What the task asks
In the entries that follow, how many lines contain "icon"? Answer with the number only.

Dataset records
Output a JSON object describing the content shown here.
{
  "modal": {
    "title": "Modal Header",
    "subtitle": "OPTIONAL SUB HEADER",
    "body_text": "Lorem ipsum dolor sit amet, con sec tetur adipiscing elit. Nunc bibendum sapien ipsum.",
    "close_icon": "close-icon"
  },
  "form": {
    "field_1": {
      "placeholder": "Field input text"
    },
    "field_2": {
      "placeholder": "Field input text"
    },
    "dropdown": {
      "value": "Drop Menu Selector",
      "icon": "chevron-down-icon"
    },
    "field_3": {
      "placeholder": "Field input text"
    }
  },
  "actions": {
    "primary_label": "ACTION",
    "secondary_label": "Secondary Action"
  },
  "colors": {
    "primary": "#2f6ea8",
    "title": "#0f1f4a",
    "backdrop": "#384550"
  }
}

Written answer
2